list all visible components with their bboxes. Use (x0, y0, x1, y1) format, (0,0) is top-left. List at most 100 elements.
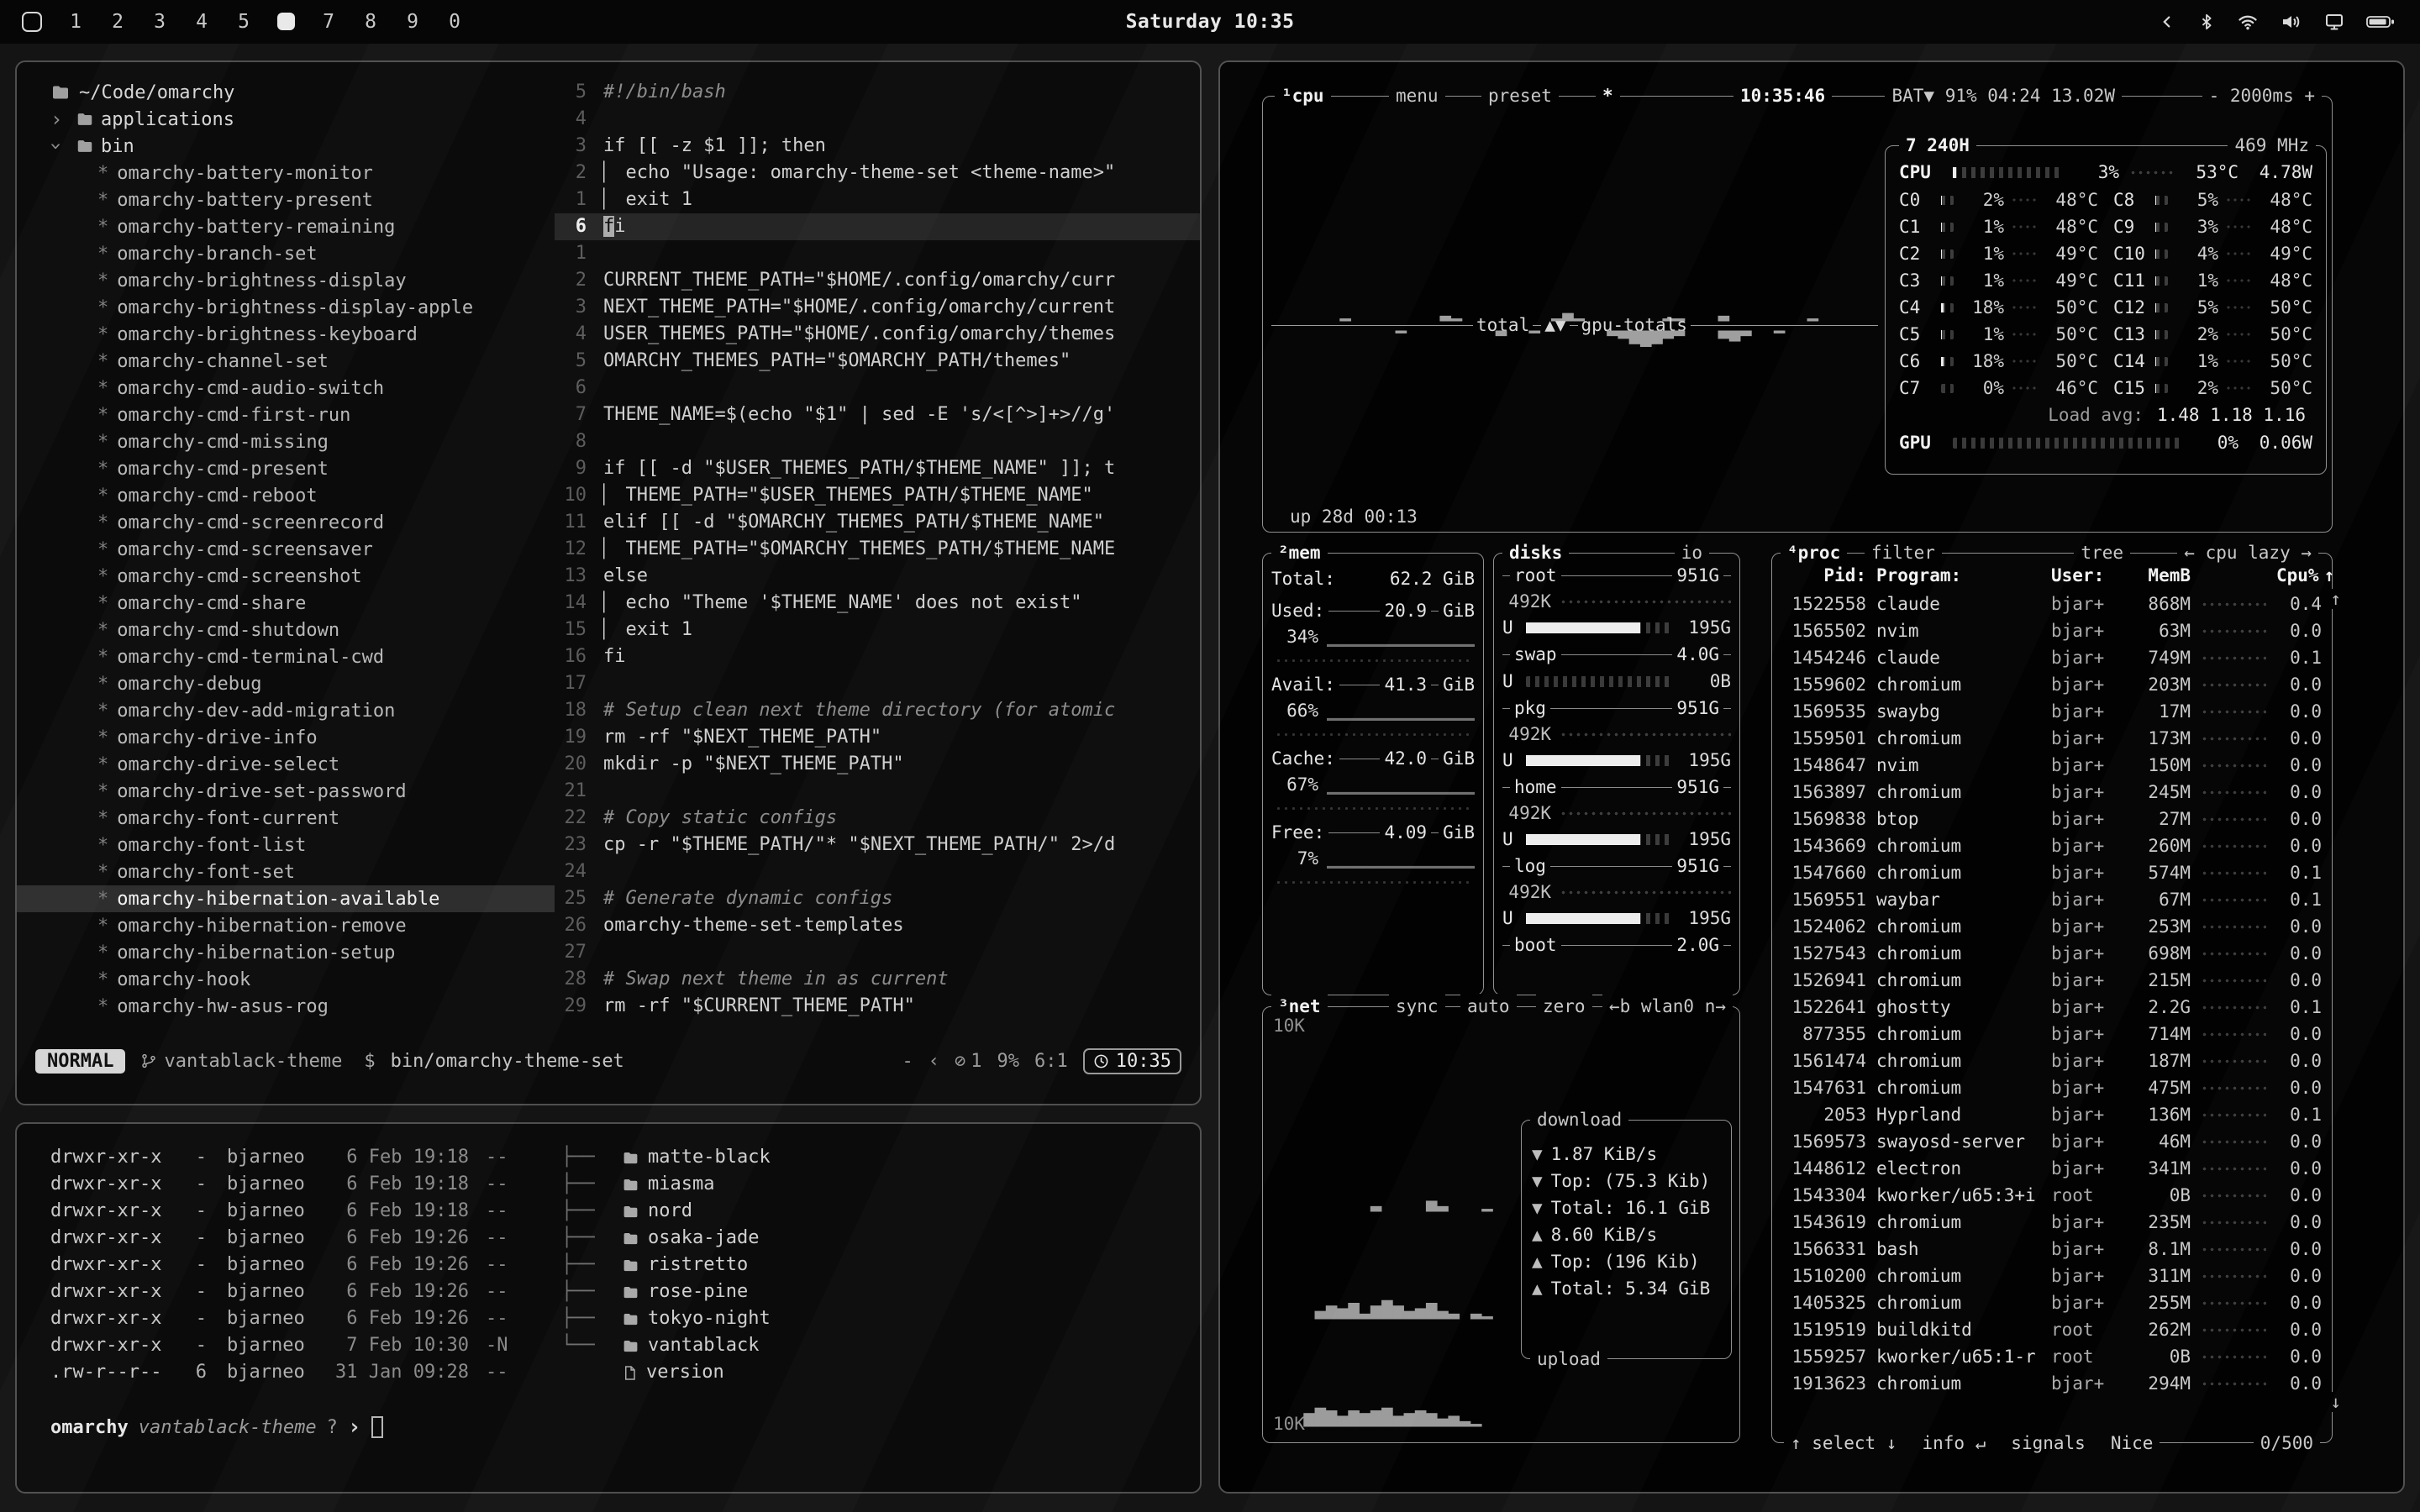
tree-item[interactable]: omarchy-cmd-share (17, 590, 555, 617)
tree-item[interactable]: omarchy-drive-select (17, 751, 555, 778)
process-row[interactable]: 2053 Hyprland bjar+ 136M 0.1 (1782, 1101, 2322, 1128)
tree-item[interactable]: omarchy-cmd-reboot (17, 482, 555, 509)
tree-item[interactable]: omarchy-hibernation-available (17, 885, 555, 912)
process-row[interactable]: 1519519 buildkitd root 262M 0.0 (1782, 1316, 2322, 1343)
net-interface-switcher[interactable]: ←b wlan0 n→ (1602, 994, 1733, 1019)
process-row[interactable]: 1543304 kworker/u65:3+i root 0B 0.0 (1782, 1182, 2322, 1209)
tree-item[interactable]: omarchy-drive-set-password (17, 778, 555, 805)
tree-item[interactable]: omarchy-brightness-display (17, 267, 555, 294)
filter-button[interactable]: filter (1865, 540, 1942, 565)
tree-item[interactable]: omarchy-branch-set (17, 240, 555, 267)
os-logo-icon[interactable] (22, 12, 42, 32)
tree-item[interactable]: omarchy-hibernation-setup (17, 939, 555, 966)
tree-item[interactable]: omarchy-cmd-missing (17, 428, 555, 455)
process-row[interactable]: 1569573 swayosd-server bjar+ 46M 0.0 (1782, 1128, 2322, 1155)
workspace-button[interactable]: 0 (446, 11, 463, 33)
process-row[interactable]: 1569551 waybar bjar+ 67M 0.1 (1782, 886, 2322, 913)
tree-item[interactable]: omarchy-debug (17, 670, 555, 697)
tree-item[interactable]: bin (17, 133, 555, 160)
display-icon[interactable] (2324, 12, 2344, 32)
process-row[interactable]: 1522641 ghostty bjar+ 2.2G 0.1 (1782, 994, 2322, 1021)
net-zero-toggle[interactable]: zero (1536, 994, 1592, 1019)
tree-item[interactable]: omarchy-battery-remaining (17, 213, 555, 240)
process-row[interactable]: 1547660 chromium bjar+ 574M 0.1 (1782, 859, 2322, 886)
tree-item[interactable]: omarchy-brightness-keyboard (17, 321, 555, 348)
tree-item[interactable]: omarchy-cmd-first-run (17, 402, 555, 428)
volume-icon[interactable] (2281, 12, 2302, 32)
workspace-button[interactable]: 2 (109, 11, 126, 33)
workspace-button[interactable]: 5 (235, 11, 252, 33)
process-row[interactable]: 1405325 chromium bjar+ 255M 0.0 (1782, 1289, 2322, 1316)
workspace-button[interactable]: 9 (404, 11, 421, 33)
wifi-icon[interactable] (2237, 12, 2259, 32)
process-row[interactable]: 1563897 chromium bjar+ 245M 0.0 (1782, 779, 2322, 806)
preset-button[interactable]: preset (1481, 83, 1559, 108)
process-row[interactable]: 1559501 chromium bjar+ 173M 0.0 (1782, 725, 2322, 752)
net-sync-toggle[interactable]: sync (1389, 994, 1445, 1019)
command-line[interactable] (17, 1080, 1200, 1104)
process-row[interactable]: 1559257 kworker/u65:1-r root 0B 0.0 (1782, 1343, 2322, 1370)
tree-item[interactable]: omarchy-cmd-terminal-cwd (17, 643, 555, 670)
tree-item[interactable]: omarchy-hibernation-remove (17, 912, 555, 939)
tree-item[interactable]: applications (17, 106, 555, 133)
tree-item[interactable]: omarchy-cmd-screenshot (17, 563, 555, 590)
process-box-label[interactable]: ⁴proc (1781, 540, 1847, 565)
process-footer-action[interactable]: ↑ select ↓ (1791, 1431, 1897, 1456)
workspace-button[interactable]: 1 (67, 11, 84, 33)
process-row[interactable]: 1548647 nvim bjar+ 150M 0.0 (1782, 752, 2322, 779)
process-row[interactable]: 1561474 chromium bjar+ 187M 0.0 (1782, 1047, 2322, 1074)
tree-item[interactable]: omarchy-battery-monitor (17, 160, 555, 186)
tree-item[interactable]: omarchy-drive-info (17, 724, 555, 751)
process-row[interactable]: 1566331 bash bjar+ 8.1M 0.0 (1782, 1236, 2322, 1263)
bluetooth-icon[interactable] (2198, 12, 2215, 32)
sort-column-selector[interactable]: ← cpu lazy → (2177, 540, 2318, 565)
memory-box-label[interactable]: ²mem (1271, 540, 1328, 565)
process-row[interactable]: 1454246 claude bjar+ 749M 0.1 (1782, 644, 2322, 671)
process-row[interactable]: 1547631 chromium bjar+ 475M 0.0 (1782, 1074, 2322, 1101)
process-row[interactable]: 1559602 chromium bjar+ 203M 0.0 (1782, 671, 2322, 698)
tree-item[interactable]: omarchy-dev-add-migration (17, 697, 555, 724)
process-row[interactable]: 1913623 chromium bjar+ 294M 0.0 (1782, 1370, 2322, 1397)
tray-expand-icon[interactable] (2158, 13, 2176, 31)
cpu-box-label[interactable]: ¹cpu (1275, 83, 1331, 108)
tree-item[interactable]: omarchy-hw-asus-rog (17, 993, 555, 1020)
tree-item[interactable]: omarchy-font-current (17, 805, 555, 832)
tree-item[interactable]: omarchy-font-set (17, 858, 555, 885)
tree-item[interactable]: omarchy-brightness-display-apple (17, 294, 555, 321)
tree-item[interactable]: omarchy-hook (17, 966, 555, 993)
process-row[interactable]: 1524062 chromium bjar+ 253M 0.0 (1782, 913, 2322, 940)
workspace-button[interactable]: 3 (151, 11, 168, 33)
shell-prompt[interactable]: omarchy vantablack-theme ? › (50, 1415, 1200, 1440)
tree-item[interactable]: omarchy-cmd-screenrecord (17, 509, 555, 536)
process-row[interactable]: 1569838 btop bjar+ 27M 0.0 (1782, 806, 2322, 832)
workspace-button[interactable]: 6 (277, 11, 295, 33)
io-mode-label[interactable]: io (1675, 540, 1709, 565)
net-auto-toggle[interactable]: auto (1460, 994, 1517, 1019)
process-row[interactable]: 1448612 electron bjar+ 341M 0.0 (1782, 1155, 2322, 1182)
process-row[interactable]: 1522558 claude bjar+ 868M 0.4 (1782, 591, 2322, 617)
tree-item[interactable]: omarchy-cmd-screensaver (17, 536, 555, 563)
process-row[interactable]: 1565502 nvim bjar+ 63M 0.0 (1782, 617, 2322, 644)
process-row[interactable]: 1569535 swaybg bjar+ 17M 0.0 (1782, 698, 2322, 725)
process-row[interactable]: 877355 chromium bjar+ 714M 0.0 (1782, 1021, 2322, 1047)
process-row[interactable]: 1543669 chromium bjar+ 260M 0.0 (1782, 832, 2322, 859)
tree-item[interactable]: omarchy-cmd-present (17, 455, 555, 482)
process-row[interactable]: 1510200 chromium bjar+ 311M 0.0 (1782, 1263, 2322, 1289)
tree-item[interactable]: omarchy-battery-present (17, 186, 555, 213)
file-tree[interactable]: ~/Code/omarchy applications bin (17, 79, 555, 1042)
tree-item[interactable]: omarchy-cmd-shutdown (17, 617, 555, 643)
process-footer-action[interactable]: info ↵ (1922, 1431, 1986, 1456)
workspace-button[interactable]: 7 (320, 11, 337, 33)
battery-icon[interactable] (2366, 14, 2395, 29)
process-row[interactable]: 1526941 chromium bjar+ 215M 0.0 (1782, 967, 2322, 994)
tree-item[interactable]: omarchy-font-list (17, 832, 555, 858)
process-row[interactable]: 1543619 chromium bjar+ 235M 0.0 (1782, 1209, 2322, 1236)
workspace-button[interactable]: 8 (362, 11, 379, 33)
code-buffer[interactable]: 5 #!/bin/bash 4 3 if [[ -z $1 ]]; then 2… (555, 79, 1200, 1042)
tree-toggle[interactable]: tree (2074, 540, 2130, 565)
workspace-button[interactable]: 4 (193, 11, 210, 33)
tree-item[interactable]: omarchy-channel-set (17, 348, 555, 375)
menu-button[interactable]: menu (1389, 83, 1445, 108)
process-footer-action[interactable]: signals (2011, 1431, 2086, 1456)
disks-box-label[interactable]: disks (1502, 540, 1569, 565)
+-------+
* [Given exercise] Transcribe the rows starting with the line that contains "tree-item[interactable]: omarchy-cmd-share (17, 590, 555, 617)" and going on through the line that contains "778, 555, 805)", with both of those lines included.

* [Expected answer]
tree-item[interactable]: omarchy-cmd-share (17, 590, 555, 617)
tree-item[interactable]: omarchy-drive-select (17, 751, 555, 778)
process-row[interactable]: 2053 Hyprland bjar+ 136M 0.1 (1782, 1101, 2322, 1128)
tree-item[interactable]: omarchy-cmd-reboot (17, 482, 555, 509)
tree-item[interactable]: omarchy-hibernation-available (17, 885, 555, 912)
process-row[interactable]: 1519519 buildkitd root 262M 0.0 (1782, 1316, 2322, 1343)
net-interface-switcher[interactable]: ←b wlan0 n→ (1602, 994, 1733, 1019)
process-row[interactable]: 1543304 kworker/u65:3+i root 0B 0.0 (1782, 1182, 2322, 1209)
tree-item[interactable]: omarchy-drive-set-password (17, 778, 555, 805)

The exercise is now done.